Collected data entries
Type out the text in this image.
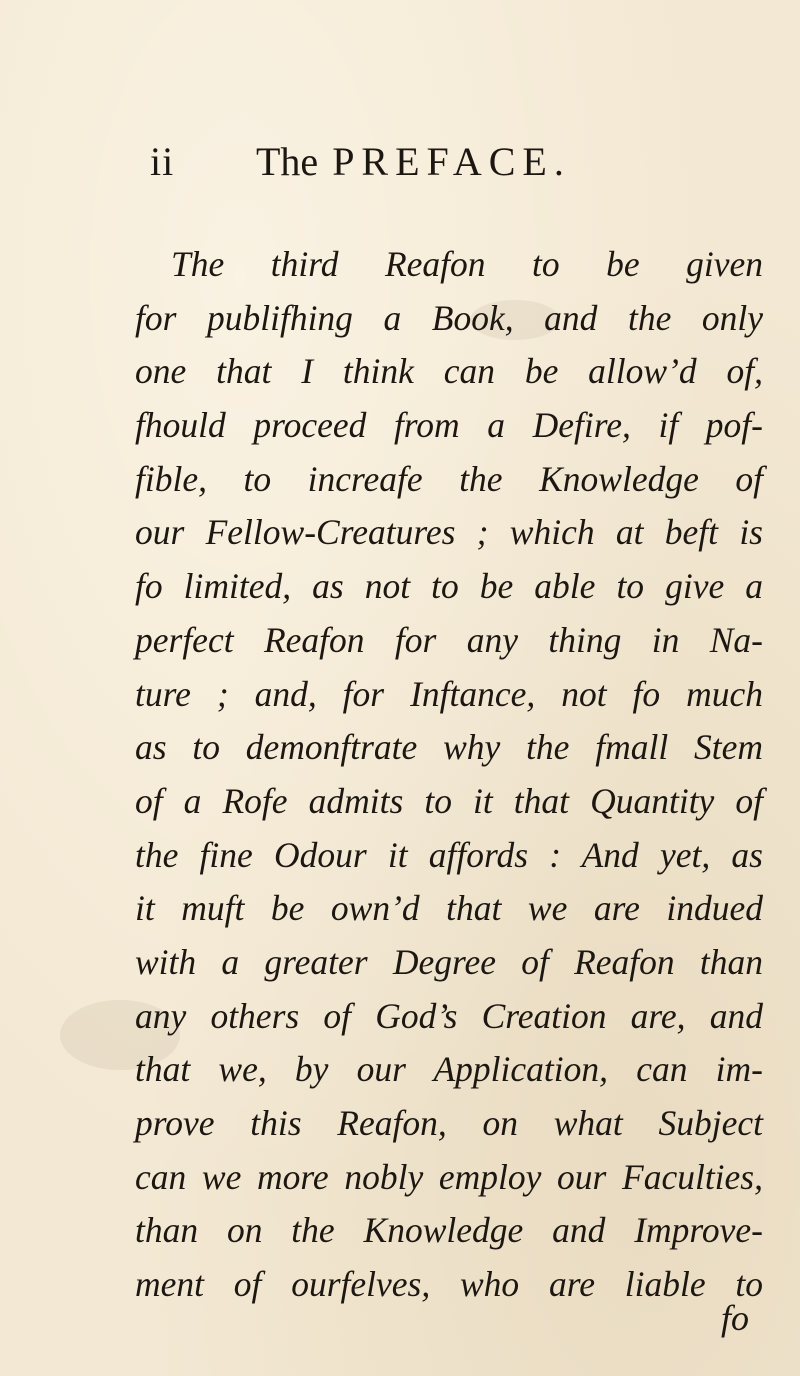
ii The PREFACE.
The third Reafon to be given
for publifhing a Book, and the only
one that I think can be allow’d of,
fhould proceed from a Defire, if pof-
fible, to increafe the Knowledge of
our Fellow-Creatures ; which at beft is
fo limited, as not to be able to give a
perfect Reafon for any thing in Na-
ture ; and, for Inftance, not fo much
as to demonftrate why the fmall Stem
of a Rofe admits to it that Quantity of
the fine Odour it affords : And yet, as
it muft be own’d that we are indued
with a greater Degree of Reafon than
any others of God’s Creation are, and
that we, by our Application, can im-
prove this Reafon, on what Subject
can we more nobly employ our Faculties,
than on the Knowledge and Improve-
ment of ourfelves, who are liable to
fo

# [The task]
Extract all the entries word for word; omit any pictures.

# [Complete answer]
Type out the text in this image.
ii The PREFACE.
The third Reafon to be given
for publifhing a Book, and the only
one that I think can be allow’d of,
fhould proceed from a Defire, if pof-
fible, to increafe the Knowledge of
our Fellow-Creatures ; which at beft is
fo limited, as not to be able to give a
perfect Reafon for any thing in Na-
ture ; and, for Inftance, not fo much
as to demonftrate why the fmall Stem
of a Rofe admits to it that Quantity of
the fine Odour it affords : And yet, as
it muft be own’d that we are indued
with a greater Degree of Reafon than
any others of God’s Creation are, and
that we, by our Application, can im-
prove this Reafon, on what Subject
can we more nobly employ our Faculties,
than on the Knowledge and Improve-
ment of ourfelves, who are liable to
fo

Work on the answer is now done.